Texto para revisar:
*-*-*

Carlos Condés



Carlos Condés era una buena persona. Era también otras muchas cosas: Inteligente, culto, educado, excelente amigo, buen conversador... Pero era, ante todo, una buena persona, algo cada vez más infrecuente en estos tiempos que corren.

Llegado a Alcalá hace ya un buen puñado de años, supo hacerse alcalaíno sin renunciar por ello a sus raíces palentinas, que es como lo hacen las personas inteligentes y sensibles, lejos de esa cerrazón pueblerina que, pese a todo, sigue existiendo en nuestro país y también en nuestra ciudad. Debido a sus obligaciones laborales Carlos recorrió buena parte de España, pero tras su jubilación decidió asentarse definitivamente en Alcalá, y aquí ha muerto tras haber dejado tras de sí una larga estela de amigos entre los cuales tuve el honor de contarme.

*-*-*

(Datos de detección del diseño de documentos)
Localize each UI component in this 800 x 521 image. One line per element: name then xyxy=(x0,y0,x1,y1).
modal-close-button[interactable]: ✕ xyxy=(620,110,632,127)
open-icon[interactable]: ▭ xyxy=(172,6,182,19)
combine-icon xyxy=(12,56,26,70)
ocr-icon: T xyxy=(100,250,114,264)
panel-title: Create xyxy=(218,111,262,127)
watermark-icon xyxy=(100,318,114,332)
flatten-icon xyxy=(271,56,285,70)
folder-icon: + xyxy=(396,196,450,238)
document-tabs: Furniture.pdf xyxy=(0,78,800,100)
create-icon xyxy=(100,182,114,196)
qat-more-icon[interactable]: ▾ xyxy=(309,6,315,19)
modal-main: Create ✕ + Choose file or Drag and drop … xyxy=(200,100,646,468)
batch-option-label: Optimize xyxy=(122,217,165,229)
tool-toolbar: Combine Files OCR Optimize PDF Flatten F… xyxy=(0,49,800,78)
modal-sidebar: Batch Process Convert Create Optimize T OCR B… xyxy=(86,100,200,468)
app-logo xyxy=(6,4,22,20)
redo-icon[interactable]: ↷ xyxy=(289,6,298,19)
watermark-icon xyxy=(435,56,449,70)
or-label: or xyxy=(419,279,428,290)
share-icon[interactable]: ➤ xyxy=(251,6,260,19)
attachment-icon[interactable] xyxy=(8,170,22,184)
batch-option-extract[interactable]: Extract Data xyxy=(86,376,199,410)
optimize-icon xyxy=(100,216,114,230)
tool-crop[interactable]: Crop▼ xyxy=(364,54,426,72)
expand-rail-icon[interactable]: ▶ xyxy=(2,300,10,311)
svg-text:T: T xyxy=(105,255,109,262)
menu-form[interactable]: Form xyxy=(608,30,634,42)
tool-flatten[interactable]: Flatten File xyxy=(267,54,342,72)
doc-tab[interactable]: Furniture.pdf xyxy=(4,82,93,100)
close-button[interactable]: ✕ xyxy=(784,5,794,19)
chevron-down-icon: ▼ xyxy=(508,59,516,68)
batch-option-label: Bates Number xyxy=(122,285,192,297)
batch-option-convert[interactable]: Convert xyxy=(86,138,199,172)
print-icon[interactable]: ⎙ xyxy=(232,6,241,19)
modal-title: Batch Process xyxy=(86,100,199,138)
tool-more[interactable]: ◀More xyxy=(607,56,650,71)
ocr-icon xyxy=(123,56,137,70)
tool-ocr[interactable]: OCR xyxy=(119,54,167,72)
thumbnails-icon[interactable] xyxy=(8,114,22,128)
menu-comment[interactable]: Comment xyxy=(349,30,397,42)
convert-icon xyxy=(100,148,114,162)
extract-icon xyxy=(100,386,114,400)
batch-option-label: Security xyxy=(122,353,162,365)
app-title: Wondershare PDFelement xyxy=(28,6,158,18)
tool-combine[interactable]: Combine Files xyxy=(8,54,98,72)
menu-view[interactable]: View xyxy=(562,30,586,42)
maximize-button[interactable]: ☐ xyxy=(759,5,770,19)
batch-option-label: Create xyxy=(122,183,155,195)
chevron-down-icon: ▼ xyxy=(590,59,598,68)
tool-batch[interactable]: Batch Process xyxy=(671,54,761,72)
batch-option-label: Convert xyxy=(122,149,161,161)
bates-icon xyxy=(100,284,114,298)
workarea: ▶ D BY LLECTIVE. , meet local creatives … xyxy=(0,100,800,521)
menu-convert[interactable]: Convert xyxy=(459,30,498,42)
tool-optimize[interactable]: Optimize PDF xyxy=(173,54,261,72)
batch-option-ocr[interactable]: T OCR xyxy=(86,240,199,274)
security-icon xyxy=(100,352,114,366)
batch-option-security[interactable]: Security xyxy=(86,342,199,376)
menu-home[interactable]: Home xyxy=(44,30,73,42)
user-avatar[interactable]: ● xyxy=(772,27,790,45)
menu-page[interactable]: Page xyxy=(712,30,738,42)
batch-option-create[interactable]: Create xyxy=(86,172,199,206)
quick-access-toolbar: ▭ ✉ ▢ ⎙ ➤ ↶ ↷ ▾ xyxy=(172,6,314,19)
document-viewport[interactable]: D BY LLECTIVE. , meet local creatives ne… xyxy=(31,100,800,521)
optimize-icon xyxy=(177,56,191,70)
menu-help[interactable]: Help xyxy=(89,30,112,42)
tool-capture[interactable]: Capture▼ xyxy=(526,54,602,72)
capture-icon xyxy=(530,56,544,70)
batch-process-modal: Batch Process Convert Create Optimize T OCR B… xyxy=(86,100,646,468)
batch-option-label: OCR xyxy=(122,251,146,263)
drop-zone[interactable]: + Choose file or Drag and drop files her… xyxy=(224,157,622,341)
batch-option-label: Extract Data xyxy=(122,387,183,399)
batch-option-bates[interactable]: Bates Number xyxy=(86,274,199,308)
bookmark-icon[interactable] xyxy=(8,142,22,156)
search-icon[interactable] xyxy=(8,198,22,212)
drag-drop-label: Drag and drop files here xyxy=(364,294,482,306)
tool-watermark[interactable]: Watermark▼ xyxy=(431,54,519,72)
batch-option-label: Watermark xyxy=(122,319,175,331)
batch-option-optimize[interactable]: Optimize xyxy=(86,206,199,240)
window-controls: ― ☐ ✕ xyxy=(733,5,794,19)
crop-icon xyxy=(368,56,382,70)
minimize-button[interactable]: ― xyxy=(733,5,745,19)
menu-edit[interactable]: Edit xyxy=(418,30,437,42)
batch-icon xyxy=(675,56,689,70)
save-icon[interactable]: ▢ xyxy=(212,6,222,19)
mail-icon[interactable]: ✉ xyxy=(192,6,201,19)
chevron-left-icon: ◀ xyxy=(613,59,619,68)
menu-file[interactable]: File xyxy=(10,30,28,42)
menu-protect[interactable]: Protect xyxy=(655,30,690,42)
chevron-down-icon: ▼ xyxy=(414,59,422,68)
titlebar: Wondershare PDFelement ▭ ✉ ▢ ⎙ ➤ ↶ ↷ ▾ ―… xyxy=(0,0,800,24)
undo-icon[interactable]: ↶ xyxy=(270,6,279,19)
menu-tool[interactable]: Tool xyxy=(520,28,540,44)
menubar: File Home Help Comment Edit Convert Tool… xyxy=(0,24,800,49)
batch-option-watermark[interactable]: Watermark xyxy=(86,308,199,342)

*-*-*

Instrucciones: Reproduce sin cambios todo lo que hay en el texto sobre Carlos Condés desde "Carlos Condés era" hasta "tiempos que corren.".

Resultado del ejercicio:
Carlos Condés era una buena persona. Era también otras muchas cosas: Inteligente, culto, educado, excelente amigo, buen conversador... Pero era, ante todo, una buena persona, algo cada vez más infrecuente en estos tiempos que corren.